[Stored entries]
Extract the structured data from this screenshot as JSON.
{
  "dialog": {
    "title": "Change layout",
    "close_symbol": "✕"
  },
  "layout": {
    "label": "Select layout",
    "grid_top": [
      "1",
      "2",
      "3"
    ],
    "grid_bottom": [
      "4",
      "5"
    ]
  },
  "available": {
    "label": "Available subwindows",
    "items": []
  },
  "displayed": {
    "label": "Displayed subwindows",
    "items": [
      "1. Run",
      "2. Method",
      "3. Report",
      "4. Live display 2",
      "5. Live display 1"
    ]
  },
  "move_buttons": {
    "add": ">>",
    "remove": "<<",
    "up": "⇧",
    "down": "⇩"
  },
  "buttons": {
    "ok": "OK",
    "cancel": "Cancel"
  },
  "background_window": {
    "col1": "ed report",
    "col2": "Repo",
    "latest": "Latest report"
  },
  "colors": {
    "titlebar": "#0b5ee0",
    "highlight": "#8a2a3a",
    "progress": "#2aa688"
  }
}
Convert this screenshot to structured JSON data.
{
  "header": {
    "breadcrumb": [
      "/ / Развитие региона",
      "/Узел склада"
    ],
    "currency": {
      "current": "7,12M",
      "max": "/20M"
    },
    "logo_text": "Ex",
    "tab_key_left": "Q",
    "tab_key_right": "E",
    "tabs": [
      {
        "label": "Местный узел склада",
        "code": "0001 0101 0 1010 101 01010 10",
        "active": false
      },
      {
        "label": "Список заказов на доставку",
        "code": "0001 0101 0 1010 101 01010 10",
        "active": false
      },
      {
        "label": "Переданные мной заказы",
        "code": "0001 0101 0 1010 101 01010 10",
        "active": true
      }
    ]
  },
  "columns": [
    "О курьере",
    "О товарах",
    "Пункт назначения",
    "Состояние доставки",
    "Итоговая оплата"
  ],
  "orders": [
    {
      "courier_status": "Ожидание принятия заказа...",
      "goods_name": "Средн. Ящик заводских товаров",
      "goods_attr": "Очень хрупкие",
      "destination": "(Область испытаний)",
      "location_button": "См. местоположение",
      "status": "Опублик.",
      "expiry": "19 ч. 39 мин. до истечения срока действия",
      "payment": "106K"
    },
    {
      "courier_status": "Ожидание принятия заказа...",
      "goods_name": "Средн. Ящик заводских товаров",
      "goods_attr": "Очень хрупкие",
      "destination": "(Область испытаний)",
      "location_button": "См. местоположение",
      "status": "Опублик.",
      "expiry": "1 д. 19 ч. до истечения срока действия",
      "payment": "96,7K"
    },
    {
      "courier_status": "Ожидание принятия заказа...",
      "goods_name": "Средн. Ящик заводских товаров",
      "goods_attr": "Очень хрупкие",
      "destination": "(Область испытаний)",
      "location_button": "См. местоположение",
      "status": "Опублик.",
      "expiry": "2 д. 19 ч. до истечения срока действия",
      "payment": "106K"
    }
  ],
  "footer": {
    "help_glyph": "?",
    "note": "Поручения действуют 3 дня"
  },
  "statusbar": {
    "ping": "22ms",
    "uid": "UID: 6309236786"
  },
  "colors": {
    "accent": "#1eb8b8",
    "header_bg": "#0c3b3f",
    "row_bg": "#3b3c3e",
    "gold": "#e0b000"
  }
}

* GIVEN EXERCISE: Locate the line that contains "Convert this screenshot". Repeat it and every line after it, up to and including the final line, exactly.

* FINAL RESULT:
Convert this screenshot to structured JSON data.
{
  "header": {
    "breadcrumb": [
      "/ / Развитие региона",
      "/Узел склада"
    ],
    "currency": {
      "current": "7,12M",
      "max": "/20M"
    },
    "logo_text": "Ex",
    "tab_key_left": "Q",
    "tab_key_right": "E",
    "tabs": [
      {
        "label": "Местный узел склада",
        "code": "0001 0101 0 1010 101 01010 10",
        "active": false
      },
      {
        "label": "Список заказов на доставку",
        "code": "0001 0101 0 1010 101 01010 10",
        "active": false
      },
      {
        "label": "Переданные мной заказы",
        "code": "0001 0101 0 1010 101 01010 10",
        "active": true
      }
    ]
  },
  "columns": [
    "О курьере",
    "О товарах",
    "Пункт назначения",
    "Состояние доставки",
    "Итоговая оплата"
  ],
  "orders": [
    {
      "courier_status": "Ожидание принятия заказа...",
      "goods_name": "Средн. Ящик заводских товаров",
      "goods_attr": "Очень хрупкие",
      "destination": "(Область испытаний)",
      "location_button": "См. местоположение",
      "status": "Опублик.",
      "expiry": "19 ч. 39 мин. до истечения срока действия",
      "payment": "106K"
    },
    {
      "courier_status": "Ожидание принятия заказа...",
      "goods_name": "Средн. Ящик заводских товаров",
      "goods_attr": "Очень хрупкие",
      "destination": "(Область испытаний)",
      "location_button": "См. местоположение",
      "status": "Опублик.",
      "expiry": "1 д. 19 ч. до истечения срока действия",
      "payment": "96,7K"
    },
    {
      "courier_status": "Ожидание принятия заказа...",
      "goods_name": "Средн. Ящик заводских товаров",
      "goods_attr": "Очень хрупкие",
      "destination": "(Область испытаний)",
      "location_button": "См. местоположение",
      "status": "Опублик.",
      "expiry": "2 д. 19 ч. до истечения срока действия",
      "payment": "106K"
    }
  ],
  "footer": {
    "help_glyph": "?",
    "note": "Поручения действуют 3 дня"
  },
  "statusbar": {
    "ping": "22ms",
    "uid": "UID: 6309236786"
  },
  "colors": {
    "accent": "#1eb8b8",
    "header_bg": "#0c3b3f",
    "row_bg": "#3b3c3e",
    "gold": "#e0b000"
  }
}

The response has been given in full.